WORK TO BE COMPLETED:
Provide the data again in its entirety, exactly as given.

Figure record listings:
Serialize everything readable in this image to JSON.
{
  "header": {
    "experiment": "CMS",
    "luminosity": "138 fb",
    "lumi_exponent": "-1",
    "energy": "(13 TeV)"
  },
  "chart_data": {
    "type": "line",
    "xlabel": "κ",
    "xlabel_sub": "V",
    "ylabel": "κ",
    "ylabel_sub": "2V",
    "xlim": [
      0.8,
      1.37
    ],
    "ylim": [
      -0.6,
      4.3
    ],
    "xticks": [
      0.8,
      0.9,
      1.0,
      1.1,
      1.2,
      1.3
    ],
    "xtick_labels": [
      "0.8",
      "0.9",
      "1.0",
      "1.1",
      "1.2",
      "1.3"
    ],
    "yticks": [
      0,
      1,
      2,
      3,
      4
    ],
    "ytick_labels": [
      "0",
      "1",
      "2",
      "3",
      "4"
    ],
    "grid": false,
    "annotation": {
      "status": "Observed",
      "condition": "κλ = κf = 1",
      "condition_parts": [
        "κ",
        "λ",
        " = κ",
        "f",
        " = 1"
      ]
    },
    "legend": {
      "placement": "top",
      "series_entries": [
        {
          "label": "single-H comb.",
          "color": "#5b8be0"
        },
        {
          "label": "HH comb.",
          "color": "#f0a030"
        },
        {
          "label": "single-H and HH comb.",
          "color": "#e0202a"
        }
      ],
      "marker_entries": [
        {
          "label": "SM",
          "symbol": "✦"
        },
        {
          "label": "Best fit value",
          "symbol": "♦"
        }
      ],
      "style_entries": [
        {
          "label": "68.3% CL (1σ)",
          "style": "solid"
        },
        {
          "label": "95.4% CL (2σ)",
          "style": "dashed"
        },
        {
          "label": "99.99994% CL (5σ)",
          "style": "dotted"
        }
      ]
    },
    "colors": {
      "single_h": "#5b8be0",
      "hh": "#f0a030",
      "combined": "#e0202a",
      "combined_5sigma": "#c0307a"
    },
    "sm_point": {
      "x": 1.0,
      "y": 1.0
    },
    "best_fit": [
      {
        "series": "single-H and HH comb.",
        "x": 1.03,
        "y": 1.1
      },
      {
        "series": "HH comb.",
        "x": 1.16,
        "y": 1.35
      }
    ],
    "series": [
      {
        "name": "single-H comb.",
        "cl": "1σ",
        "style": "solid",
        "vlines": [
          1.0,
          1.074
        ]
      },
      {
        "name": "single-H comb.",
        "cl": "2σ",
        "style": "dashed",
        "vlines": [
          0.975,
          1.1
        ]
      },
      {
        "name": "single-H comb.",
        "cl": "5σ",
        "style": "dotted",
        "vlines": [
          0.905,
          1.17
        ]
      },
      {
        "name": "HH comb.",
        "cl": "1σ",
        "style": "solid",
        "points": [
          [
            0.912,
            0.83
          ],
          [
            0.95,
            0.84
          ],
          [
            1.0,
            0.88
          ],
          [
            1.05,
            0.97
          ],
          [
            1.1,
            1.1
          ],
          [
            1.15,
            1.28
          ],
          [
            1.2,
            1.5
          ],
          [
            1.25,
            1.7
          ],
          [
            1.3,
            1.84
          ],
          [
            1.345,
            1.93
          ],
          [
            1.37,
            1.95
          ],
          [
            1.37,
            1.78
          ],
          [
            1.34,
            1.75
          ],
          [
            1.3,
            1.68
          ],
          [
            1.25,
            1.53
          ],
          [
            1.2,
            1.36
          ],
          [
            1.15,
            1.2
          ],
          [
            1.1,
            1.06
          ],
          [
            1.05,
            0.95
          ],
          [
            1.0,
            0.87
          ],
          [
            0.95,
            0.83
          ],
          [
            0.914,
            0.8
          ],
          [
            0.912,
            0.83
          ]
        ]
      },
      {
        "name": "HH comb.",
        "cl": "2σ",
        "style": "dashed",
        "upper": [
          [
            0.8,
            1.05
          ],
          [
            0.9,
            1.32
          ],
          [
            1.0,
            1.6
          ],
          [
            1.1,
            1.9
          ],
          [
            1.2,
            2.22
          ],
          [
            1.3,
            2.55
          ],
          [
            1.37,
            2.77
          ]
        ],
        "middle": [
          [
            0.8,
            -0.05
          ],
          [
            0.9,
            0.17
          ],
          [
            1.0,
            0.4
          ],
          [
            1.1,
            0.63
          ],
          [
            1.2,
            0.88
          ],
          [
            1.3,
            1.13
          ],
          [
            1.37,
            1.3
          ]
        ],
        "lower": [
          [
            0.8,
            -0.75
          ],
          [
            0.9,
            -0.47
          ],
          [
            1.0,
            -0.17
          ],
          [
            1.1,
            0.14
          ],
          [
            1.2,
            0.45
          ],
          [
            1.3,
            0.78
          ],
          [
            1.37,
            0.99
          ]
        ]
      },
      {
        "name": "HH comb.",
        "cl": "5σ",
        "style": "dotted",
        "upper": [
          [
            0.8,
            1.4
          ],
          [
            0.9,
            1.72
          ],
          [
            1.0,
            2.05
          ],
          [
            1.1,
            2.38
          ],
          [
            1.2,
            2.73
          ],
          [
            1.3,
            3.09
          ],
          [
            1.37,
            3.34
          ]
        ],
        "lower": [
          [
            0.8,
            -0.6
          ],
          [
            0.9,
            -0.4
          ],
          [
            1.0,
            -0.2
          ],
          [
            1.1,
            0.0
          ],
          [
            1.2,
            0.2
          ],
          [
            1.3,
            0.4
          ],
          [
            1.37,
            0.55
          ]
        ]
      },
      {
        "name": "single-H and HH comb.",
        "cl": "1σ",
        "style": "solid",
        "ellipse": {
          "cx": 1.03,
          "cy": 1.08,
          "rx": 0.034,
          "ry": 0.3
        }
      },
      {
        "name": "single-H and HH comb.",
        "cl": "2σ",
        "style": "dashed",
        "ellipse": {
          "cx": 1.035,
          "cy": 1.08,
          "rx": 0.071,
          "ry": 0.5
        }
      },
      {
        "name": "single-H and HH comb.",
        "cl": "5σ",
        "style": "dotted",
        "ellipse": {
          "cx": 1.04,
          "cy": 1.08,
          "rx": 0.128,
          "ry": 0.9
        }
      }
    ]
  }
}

WORKED ANSWER:
Serialize everything readable in this image to JSON.
{
  "header": {
    "experiment": "CMS",
    "luminosity": "138 fb",
    "lumi_exponent": "-1",
    "energy": "(13 TeV)"
  },
  "chart_data": {
    "type": "line",
    "xlabel": "κ",
    "xlabel_sub": "V",
    "ylabel": "κ",
    "ylabel_sub": "2V",
    "xlim": [
      0.8,
      1.37
    ],
    "ylim": [
      -0.6,
      4.3
    ],
    "xticks": [
      0.8,
      0.9,
      1.0,
      1.1,
      1.2,
      1.3
    ],
    "xtick_labels": [
      "0.8",
      "0.9",
      "1.0",
      "1.1",
      "1.2",
      "1.3"
    ],
    "yticks": [
      0,
      1,
      2,
      3,
      4
    ],
    "ytick_labels": [
      "0",
      "1",
      "2",
      "3",
      "4"
    ],
    "grid": false,
    "annotation": {
      "status": "Observed",
      "condition": "κλ = κf = 1",
      "condition_parts": [
        "κ",
        "λ",
        " = κ",
        "f",
        " = 1"
      ]
    },
    "legend": {
      "placement": "top",
      "series_entries": [
        {
          "label": "single-H comb.",
          "color": "#5b8be0"
        },
        {
          "label": "HH comb.",
          "color": "#f0a030"
        },
        {
          "label": "single-H and HH comb.",
          "color": "#e0202a"
        }
      ],
      "marker_entries": [
        {
          "label": "SM",
          "symbol": "✦"
        },
        {
          "label": "Best fit value",
          "symbol": "♦"
        }
      ],
      "style_entries": [
        {
          "label": "68.3% CL (1σ)",
          "style": "solid"
        },
        {
          "label": "95.4% CL (2σ)",
          "style": "dashed"
        },
        {
          "label": "99.99994% CL (5σ)",
          "style": "dotted"
        }
      ]
    },
    "colors": {
      "single_h": "#5b8be0",
      "hh": "#f0a030",
      "combined": "#e0202a",
      "combined_5sigma": "#c0307a"
    },
    "sm_point": {
      "x": 1.0,
      "y": 1.0
    },
    "best_fit": [
      {
        "series": "single-H and HH comb.",
        "x": 1.03,
        "y": 1.1
      },
      {
        "series": "HH comb.",
        "x": 1.16,
        "y": 1.35
      }
    ],
    "series": [
      {
        "name": "single-H comb.",
        "cl": "1σ",
        "style": "solid",
        "vlines": [
          1.0,
          1.074
        ]
      },
      {
        "name": "single-H comb.",
        "cl": "2σ",
        "style": "dashed",
        "vlines": [
          0.975,
          1.1
        ]
      },
      {
        "name": "single-H comb.",
        "cl": "5σ",
        "style": "dotted",
        "vlines": [
          0.905,
          1.17
        ]
      },
      {
        "name": "HH comb.",
        "cl": "1σ",
        "style": "solid",
        "points": [
          [
            0.912,
            0.83
          ],
          [
            0.95,
            0.84
          ],
          [
            1.0,
            0.88
          ],
          [
            1.05,
            0.97
          ],
          [
            1.1,
            1.1
          ],
          [
            1.15,
            1.28
          ],
          [
            1.2,
            1.5
          ],
          [
            1.25,
            1.7
          ],
          [
            1.3,
            1.84
          ],
          [
            1.345,
            1.93
          ],
          [
            1.37,
            1.95
          ],
          [
            1.37,
            1.78
          ],
          [
            1.34,
            1.75
          ],
          [
            1.3,
            1.68
          ],
          [
            1.25,
            1.53
          ],
          [
            1.2,
            1.36
          ],
          [
            1.15,
            1.2
          ],
          [
            1.1,
            1.06
          ],
          [
            1.05,
            0.95
          ],
          [
            1.0,
            0.87
          ],
          [
            0.95,
            0.83
          ],
          [
            0.914,
            0.8
          ],
          [
            0.912,
            0.83
          ]
        ]
      },
      {
        "name": "HH comb.",
        "cl": "2σ",
        "style": "dashed",
        "upper": [
          [
            0.8,
            1.05
          ],
          [
            0.9,
            1.32
          ],
          [
            1.0,
            1.6
          ],
          [
            1.1,
            1.9
          ],
          [
            1.2,
            2.22
          ],
          [
            1.3,
            2.55
          ],
          [
            1.37,
            2.77
          ]
        ],
        "middle": [
          [
            0.8,
            -0.05
          ],
          [
            0.9,
            0.17
          ],
          [
            1.0,
            0.4
          ],
          [
            1.1,
            0.63
          ],
          [
            1.2,
            0.88
          ],
          [
            1.3,
            1.13
          ],
          [
            1.37,
            1.3
          ]
        ],
        "lower": [
          [
            0.8,
            -0.75
          ],
          [
            0.9,
            -0.47
          ],
          [
            1.0,
            -0.17
          ],
          [
            1.1,
            0.14
          ],
          [
            1.2,
            0.45
          ],
          [
            1.3,
            0.78
          ],
          [
            1.37,
            0.99
          ]
        ]
      },
      {
        "name": "HH comb.",
        "cl": "5σ",
        "style": "dotted",
        "upper": [
          [
            0.8,
            1.4
          ],
          [
            0.9,
            1.72
          ],
          [
            1.0,
            2.05
          ],
          [
            1.1,
            2.38
          ],
          [
            1.2,
            2.73
          ],
          [
            1.3,
            3.09
          ],
          [
            1.37,
            3.34
          ]
        ],
        "lower": [
          [
            0.8,
            -0.6
          ],
          [
            0.9,
            -0.4
          ],
          [
            1.0,
            -0.2
          ],
          [
            1.1,
            0.0
          ],
          [
            1.2,
            0.2
          ],
          [
            1.3,
            0.4
          ],
          [
            1.37,
            0.55
          ]
        ]
      },
      {
        "name": "single-H and HH comb.",
        "cl": "1σ",
        "style": "solid",
        "ellipse": {
          "cx": 1.03,
          "cy": 1.08,
          "rx": 0.034,
          "ry": 0.3
        }
      },
      {
        "name": "single-H and HH comb.",
        "cl": "2σ",
        "style": "dashed",
        "ellipse": {
          "cx": 1.035,
          "cy": 1.08,
          "rx": 0.071,
          "ry": 0.5
        }
      },
      {
        "name": "single-H and HH comb.",
        "cl": "5σ",
        "style": "dotted",
        "ellipse": {
          "cx": 1.04,
          "cy": 1.08,
          "rx": 0.128,
          "ry": 0.9
        }
      }
    ]
  }
}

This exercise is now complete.